● **Exercise goal**
Locate every line that holds the string "this" and copy it.
○ ○ ○ ○ ○ ○ ○
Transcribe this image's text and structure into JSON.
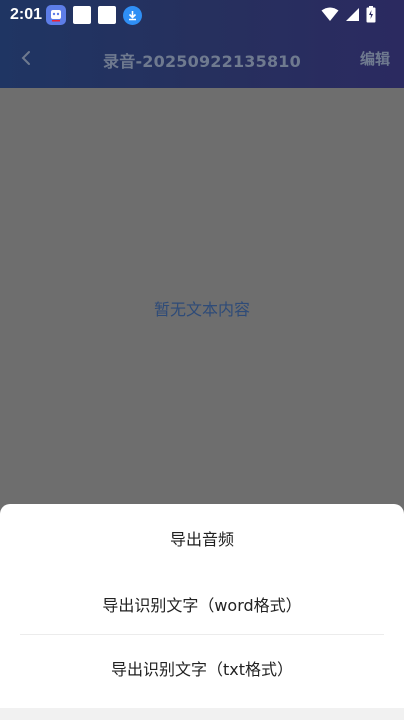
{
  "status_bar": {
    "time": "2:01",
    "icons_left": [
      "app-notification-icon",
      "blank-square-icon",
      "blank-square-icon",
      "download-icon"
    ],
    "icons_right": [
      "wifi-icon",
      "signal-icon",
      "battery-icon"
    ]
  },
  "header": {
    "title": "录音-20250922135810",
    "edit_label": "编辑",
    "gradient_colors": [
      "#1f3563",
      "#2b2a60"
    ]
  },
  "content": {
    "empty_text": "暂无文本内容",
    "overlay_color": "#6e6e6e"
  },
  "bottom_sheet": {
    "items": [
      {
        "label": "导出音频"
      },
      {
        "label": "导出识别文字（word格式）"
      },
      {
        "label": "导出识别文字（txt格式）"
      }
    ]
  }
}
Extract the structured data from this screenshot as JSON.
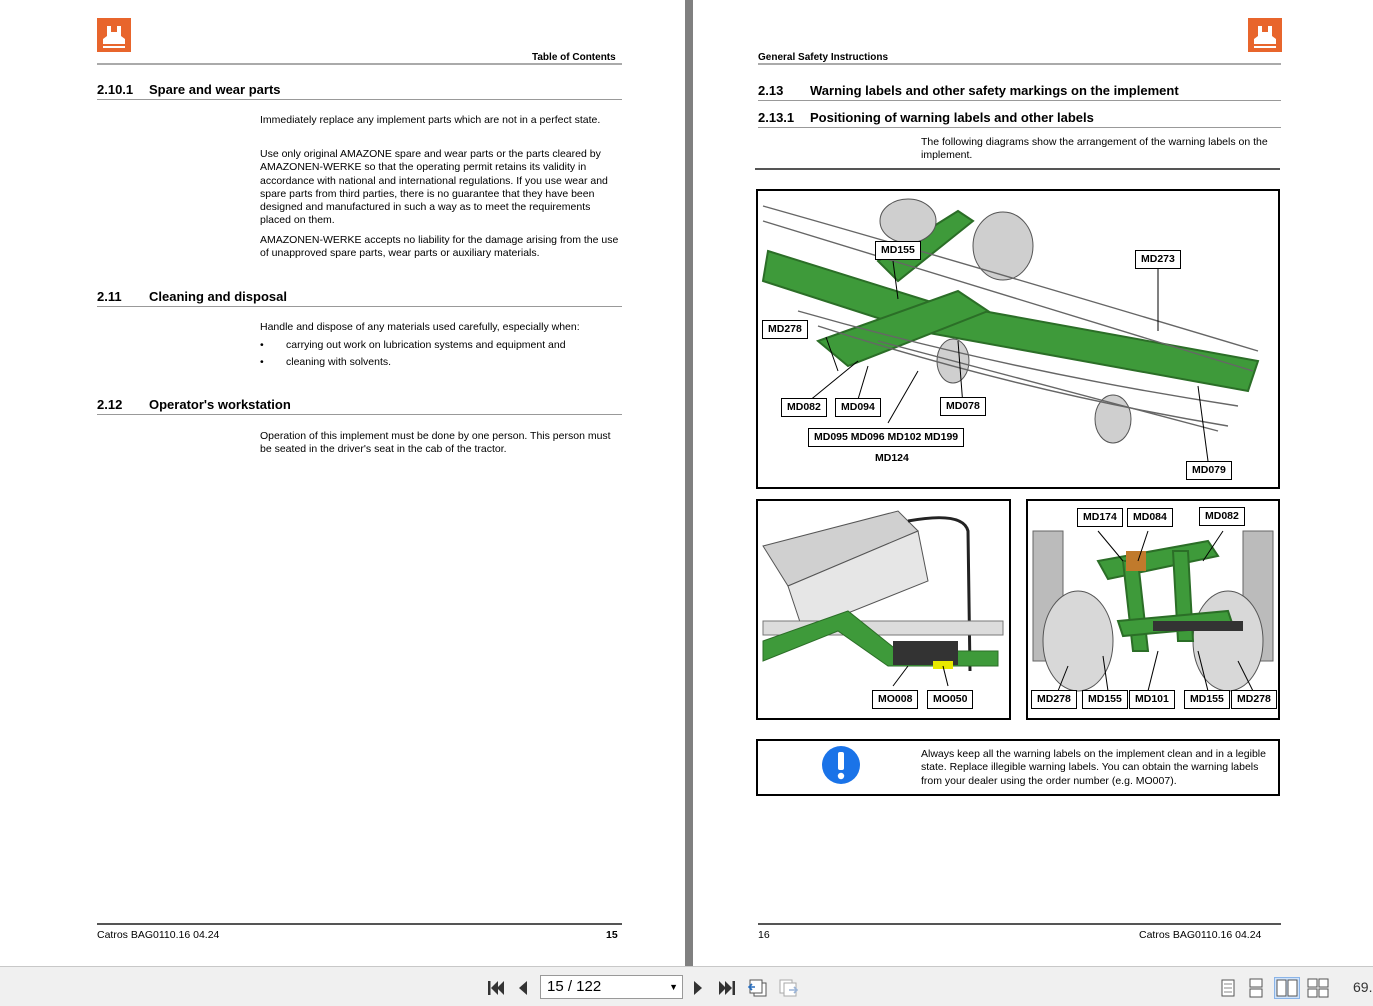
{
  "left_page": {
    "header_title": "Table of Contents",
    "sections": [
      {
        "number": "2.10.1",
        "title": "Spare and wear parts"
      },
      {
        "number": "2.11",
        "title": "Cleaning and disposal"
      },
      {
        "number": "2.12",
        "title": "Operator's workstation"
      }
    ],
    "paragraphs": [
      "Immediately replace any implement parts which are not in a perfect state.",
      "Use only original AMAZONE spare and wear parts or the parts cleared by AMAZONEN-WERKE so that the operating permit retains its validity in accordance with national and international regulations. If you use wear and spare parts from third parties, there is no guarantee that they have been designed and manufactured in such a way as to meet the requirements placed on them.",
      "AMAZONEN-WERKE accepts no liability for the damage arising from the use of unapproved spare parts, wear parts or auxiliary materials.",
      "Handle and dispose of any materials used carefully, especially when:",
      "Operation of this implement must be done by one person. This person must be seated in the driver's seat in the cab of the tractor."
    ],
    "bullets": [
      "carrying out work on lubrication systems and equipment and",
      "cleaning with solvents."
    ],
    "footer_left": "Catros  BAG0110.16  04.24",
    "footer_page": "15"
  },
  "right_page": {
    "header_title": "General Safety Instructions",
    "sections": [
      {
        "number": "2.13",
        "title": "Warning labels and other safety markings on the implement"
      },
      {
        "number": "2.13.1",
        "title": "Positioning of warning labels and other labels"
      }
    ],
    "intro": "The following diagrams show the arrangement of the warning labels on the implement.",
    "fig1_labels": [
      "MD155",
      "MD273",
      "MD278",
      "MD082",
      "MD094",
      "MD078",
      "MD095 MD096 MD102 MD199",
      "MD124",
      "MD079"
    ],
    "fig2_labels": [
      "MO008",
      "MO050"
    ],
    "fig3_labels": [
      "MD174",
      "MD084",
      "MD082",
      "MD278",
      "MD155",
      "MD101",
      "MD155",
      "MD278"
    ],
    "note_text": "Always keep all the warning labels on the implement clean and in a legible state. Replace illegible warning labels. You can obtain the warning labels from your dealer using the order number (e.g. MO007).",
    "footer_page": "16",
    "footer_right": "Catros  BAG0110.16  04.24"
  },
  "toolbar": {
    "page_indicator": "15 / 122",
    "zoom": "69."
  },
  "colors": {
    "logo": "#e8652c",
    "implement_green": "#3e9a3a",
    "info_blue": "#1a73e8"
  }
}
○ ○ ○ ○ ○ ○ ○
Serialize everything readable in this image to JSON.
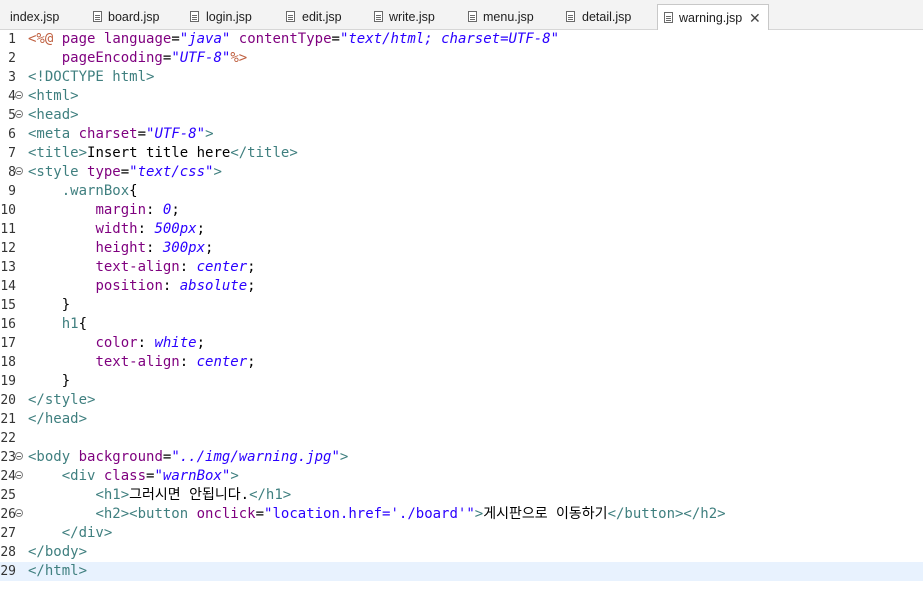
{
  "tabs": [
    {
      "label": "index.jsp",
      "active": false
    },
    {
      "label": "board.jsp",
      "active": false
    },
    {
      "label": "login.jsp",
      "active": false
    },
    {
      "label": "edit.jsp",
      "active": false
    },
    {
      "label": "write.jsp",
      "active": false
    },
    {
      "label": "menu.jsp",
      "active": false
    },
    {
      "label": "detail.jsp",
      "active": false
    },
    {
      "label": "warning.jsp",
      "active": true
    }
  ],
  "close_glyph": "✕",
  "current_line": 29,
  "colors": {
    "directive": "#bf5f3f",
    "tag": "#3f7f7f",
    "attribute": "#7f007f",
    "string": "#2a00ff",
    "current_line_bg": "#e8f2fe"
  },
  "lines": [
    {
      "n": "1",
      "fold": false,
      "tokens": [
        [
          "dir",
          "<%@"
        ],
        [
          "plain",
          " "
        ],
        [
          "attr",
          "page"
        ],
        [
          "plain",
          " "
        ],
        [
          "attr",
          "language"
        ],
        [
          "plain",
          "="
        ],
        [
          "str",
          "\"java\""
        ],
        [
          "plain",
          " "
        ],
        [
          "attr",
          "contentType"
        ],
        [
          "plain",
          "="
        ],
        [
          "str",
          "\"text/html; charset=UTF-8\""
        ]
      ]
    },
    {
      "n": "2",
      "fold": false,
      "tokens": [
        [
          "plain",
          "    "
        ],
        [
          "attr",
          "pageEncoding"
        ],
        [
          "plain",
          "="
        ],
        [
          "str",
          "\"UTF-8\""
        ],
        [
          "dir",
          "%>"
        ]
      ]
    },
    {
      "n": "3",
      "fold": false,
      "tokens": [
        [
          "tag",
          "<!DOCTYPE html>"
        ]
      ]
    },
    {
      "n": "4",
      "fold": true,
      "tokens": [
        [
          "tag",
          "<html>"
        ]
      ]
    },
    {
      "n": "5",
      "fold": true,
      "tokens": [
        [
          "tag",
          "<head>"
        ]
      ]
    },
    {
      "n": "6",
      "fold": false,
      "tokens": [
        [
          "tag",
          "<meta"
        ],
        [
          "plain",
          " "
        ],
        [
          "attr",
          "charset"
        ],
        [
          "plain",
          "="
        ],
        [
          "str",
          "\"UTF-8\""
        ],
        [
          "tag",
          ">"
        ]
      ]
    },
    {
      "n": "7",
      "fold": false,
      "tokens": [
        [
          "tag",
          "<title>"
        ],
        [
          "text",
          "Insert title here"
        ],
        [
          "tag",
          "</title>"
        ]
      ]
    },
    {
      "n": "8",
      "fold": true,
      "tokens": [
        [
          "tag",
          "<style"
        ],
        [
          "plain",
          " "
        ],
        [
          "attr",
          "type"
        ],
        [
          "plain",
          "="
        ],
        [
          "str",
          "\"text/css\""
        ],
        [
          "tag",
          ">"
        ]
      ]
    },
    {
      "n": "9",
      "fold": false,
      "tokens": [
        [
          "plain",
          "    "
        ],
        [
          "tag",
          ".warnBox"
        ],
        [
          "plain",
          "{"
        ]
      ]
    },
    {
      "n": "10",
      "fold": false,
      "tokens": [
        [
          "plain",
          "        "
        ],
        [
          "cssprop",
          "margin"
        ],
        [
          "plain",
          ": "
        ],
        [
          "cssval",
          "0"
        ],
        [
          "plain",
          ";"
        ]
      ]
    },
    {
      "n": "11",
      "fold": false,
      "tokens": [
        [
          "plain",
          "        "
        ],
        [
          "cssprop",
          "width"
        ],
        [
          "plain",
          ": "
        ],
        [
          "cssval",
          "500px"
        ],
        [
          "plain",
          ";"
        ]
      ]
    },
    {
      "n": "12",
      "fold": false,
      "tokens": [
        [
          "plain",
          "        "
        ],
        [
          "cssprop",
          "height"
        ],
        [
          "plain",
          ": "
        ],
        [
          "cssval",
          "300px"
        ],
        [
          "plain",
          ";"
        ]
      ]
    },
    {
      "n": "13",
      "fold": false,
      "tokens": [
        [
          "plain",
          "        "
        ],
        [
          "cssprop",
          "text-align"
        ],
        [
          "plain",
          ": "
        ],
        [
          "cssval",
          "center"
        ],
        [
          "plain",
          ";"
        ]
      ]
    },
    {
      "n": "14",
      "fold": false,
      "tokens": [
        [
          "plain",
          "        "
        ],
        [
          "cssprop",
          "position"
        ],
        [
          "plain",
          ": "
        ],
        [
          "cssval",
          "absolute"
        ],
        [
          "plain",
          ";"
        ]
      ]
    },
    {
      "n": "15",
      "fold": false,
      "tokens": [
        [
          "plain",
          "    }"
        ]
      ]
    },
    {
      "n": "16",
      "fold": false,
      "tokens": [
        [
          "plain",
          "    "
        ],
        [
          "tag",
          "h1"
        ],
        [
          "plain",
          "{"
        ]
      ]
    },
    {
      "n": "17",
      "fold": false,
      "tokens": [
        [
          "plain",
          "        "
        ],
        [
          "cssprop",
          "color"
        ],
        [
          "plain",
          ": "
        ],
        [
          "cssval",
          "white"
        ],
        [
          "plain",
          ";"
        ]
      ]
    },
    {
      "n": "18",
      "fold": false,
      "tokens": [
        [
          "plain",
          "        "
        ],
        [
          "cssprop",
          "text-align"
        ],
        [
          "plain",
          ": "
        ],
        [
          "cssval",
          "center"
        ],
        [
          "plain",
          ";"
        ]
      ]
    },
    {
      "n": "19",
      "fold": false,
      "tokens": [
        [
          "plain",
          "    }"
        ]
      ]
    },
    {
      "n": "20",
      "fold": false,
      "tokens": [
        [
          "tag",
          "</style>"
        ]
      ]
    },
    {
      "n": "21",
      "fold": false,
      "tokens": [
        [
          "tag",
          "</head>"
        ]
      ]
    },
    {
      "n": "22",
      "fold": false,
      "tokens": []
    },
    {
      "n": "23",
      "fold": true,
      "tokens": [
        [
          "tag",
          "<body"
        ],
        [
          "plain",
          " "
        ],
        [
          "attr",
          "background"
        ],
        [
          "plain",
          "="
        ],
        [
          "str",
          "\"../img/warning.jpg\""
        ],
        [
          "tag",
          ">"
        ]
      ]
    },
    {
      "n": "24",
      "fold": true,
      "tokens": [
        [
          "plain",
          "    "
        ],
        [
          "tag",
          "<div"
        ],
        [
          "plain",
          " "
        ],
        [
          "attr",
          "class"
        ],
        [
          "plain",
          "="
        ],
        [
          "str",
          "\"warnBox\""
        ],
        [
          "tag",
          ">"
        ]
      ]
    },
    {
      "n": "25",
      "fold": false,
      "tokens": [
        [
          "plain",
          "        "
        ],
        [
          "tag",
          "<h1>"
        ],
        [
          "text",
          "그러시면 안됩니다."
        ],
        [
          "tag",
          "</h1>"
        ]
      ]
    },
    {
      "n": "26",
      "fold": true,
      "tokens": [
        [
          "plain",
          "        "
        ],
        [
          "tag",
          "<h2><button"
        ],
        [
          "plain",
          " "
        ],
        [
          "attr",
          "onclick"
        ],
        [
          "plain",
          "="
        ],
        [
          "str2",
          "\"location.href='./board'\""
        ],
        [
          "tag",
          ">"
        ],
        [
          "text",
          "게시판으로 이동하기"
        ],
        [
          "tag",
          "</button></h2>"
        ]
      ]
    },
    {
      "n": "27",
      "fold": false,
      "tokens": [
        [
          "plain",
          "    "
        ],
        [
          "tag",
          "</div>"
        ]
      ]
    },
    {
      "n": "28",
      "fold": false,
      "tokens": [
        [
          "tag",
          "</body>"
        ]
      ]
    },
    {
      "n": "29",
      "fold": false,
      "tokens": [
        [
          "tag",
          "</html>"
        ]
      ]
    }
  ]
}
○ ○ ○ ○ ○ ○ ○
● **Full response**
Transcribe this image's text and structure into JSON.
Extract the structured data from this screenshot as JSON.
      "Operation of this implement must be done by one person. This person must be seated in the driver's seat in the cab of the tractor."
Serialize everything readable in this image to JSON.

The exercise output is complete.